From the entries below, copy every line that holds the word "verifies".

===============

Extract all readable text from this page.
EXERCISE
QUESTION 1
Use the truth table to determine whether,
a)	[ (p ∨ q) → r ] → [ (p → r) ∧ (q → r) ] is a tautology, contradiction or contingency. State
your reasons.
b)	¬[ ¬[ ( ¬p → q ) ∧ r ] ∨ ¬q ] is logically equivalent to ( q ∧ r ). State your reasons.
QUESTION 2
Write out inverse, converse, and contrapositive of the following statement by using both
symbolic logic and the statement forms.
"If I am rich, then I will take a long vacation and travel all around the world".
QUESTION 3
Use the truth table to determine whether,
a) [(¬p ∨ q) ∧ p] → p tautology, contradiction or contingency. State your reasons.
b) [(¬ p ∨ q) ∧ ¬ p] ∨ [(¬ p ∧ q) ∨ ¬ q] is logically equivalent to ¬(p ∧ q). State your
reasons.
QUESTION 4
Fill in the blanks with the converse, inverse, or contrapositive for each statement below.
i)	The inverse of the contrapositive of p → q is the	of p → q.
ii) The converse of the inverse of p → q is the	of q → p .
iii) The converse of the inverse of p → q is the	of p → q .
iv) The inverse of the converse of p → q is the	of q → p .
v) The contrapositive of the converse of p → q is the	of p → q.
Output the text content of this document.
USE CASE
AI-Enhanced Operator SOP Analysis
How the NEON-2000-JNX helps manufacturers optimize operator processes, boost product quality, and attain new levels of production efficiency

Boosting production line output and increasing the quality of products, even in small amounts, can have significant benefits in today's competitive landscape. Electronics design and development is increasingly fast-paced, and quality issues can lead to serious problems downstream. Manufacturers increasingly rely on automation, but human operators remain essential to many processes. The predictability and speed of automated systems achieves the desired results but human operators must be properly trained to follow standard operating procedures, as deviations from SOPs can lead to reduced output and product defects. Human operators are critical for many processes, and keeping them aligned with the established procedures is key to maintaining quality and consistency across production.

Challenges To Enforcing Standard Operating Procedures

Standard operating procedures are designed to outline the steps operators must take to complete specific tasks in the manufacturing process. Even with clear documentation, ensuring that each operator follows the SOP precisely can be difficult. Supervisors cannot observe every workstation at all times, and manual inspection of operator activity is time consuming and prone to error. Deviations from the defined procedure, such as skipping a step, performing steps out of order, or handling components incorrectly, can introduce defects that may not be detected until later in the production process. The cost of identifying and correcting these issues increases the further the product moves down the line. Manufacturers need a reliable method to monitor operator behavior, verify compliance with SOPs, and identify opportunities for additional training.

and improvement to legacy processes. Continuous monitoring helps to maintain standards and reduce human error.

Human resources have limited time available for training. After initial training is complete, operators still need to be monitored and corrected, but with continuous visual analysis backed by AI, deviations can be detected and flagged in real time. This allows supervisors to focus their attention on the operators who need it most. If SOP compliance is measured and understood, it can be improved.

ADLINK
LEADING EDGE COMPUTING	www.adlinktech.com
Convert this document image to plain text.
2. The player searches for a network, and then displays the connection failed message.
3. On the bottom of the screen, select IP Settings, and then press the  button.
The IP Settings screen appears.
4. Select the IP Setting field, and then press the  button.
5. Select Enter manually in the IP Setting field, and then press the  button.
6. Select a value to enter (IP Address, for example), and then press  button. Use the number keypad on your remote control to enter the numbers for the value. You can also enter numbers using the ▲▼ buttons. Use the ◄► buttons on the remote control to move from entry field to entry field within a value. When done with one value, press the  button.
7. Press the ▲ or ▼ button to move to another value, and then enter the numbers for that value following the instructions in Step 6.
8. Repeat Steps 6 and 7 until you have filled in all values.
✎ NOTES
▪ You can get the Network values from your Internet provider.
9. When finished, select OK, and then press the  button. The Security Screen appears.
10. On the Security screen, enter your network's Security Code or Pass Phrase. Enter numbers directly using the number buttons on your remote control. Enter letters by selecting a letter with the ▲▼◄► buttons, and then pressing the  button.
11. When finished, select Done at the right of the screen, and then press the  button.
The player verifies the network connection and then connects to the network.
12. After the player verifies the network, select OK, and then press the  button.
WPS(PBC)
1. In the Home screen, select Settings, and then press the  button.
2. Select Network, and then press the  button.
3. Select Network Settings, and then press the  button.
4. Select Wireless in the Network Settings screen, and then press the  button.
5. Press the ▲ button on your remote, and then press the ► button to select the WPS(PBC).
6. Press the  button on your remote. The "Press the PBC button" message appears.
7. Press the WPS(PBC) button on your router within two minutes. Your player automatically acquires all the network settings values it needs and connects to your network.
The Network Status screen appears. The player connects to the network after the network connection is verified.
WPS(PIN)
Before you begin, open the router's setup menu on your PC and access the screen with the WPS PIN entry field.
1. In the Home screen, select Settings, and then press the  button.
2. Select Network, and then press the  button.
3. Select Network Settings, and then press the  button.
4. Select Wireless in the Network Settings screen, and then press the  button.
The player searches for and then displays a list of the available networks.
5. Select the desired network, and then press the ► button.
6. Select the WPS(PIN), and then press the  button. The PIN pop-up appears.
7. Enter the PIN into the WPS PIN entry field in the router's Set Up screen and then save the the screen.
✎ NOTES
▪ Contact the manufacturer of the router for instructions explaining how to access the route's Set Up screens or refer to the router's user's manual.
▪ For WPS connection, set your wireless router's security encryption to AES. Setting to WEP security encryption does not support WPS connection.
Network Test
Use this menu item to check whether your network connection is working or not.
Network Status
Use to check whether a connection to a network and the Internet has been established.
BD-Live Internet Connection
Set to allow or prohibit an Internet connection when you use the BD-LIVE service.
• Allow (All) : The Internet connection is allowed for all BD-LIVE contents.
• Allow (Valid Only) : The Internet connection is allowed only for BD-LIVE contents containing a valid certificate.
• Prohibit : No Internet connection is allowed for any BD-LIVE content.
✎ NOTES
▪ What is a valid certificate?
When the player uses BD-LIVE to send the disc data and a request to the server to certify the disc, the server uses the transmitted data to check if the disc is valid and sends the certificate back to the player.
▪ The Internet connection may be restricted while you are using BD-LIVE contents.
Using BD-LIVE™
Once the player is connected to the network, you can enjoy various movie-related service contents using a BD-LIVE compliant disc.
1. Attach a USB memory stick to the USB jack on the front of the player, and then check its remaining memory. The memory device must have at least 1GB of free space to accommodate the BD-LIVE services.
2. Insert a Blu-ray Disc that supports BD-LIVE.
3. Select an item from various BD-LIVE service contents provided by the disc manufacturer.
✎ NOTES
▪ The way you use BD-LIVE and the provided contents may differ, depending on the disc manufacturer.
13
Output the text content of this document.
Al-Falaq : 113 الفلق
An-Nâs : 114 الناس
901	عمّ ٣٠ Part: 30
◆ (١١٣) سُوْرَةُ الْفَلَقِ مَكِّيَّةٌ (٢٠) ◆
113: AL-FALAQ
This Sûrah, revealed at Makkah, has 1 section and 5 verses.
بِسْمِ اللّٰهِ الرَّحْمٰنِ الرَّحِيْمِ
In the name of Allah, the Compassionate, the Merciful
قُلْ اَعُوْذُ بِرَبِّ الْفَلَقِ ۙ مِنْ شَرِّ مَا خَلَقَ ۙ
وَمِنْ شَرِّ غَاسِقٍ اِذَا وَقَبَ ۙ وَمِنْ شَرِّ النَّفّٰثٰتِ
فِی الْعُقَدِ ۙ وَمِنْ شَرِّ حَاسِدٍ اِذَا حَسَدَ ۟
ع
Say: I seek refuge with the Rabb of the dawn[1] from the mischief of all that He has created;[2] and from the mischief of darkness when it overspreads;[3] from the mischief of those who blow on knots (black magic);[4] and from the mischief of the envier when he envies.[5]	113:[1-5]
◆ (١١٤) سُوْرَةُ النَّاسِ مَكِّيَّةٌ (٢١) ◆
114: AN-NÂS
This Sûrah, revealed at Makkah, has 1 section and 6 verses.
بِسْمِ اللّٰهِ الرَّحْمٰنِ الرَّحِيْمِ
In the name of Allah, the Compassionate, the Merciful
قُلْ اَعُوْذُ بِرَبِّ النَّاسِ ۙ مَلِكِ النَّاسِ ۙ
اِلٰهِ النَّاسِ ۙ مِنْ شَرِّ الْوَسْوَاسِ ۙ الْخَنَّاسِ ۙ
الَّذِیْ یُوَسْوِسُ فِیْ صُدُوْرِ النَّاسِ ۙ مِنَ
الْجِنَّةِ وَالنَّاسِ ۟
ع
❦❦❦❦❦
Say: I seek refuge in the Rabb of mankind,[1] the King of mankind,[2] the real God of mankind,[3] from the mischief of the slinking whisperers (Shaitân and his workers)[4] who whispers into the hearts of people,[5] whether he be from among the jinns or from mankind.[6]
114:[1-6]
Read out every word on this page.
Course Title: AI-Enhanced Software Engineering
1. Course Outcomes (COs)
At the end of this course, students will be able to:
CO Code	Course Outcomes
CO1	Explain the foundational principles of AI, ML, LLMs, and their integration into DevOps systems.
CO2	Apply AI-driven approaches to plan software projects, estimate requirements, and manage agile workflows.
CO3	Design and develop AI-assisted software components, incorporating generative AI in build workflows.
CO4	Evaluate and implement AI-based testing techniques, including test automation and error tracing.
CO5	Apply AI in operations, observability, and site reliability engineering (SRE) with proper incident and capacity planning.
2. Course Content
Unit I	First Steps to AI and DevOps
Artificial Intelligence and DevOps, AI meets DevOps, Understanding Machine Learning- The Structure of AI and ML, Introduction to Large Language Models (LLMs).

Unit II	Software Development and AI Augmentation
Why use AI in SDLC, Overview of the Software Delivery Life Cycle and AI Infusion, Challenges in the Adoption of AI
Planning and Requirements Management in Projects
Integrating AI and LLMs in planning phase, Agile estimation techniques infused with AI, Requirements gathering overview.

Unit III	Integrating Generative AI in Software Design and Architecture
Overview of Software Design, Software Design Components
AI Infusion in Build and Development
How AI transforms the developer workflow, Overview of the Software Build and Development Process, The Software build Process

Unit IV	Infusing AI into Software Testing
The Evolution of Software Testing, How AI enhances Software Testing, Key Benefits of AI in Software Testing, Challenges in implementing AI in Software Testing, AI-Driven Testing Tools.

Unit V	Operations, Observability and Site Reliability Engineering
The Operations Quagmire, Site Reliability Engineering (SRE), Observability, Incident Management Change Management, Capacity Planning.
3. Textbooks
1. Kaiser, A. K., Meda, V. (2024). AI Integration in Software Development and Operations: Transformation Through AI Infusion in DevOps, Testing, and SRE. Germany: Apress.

===============

→ REPLY TO THE EXERCISE
The player verifies the network connection and then connects to the network.
12. After the player verifies the network, select OK, and then press the  button.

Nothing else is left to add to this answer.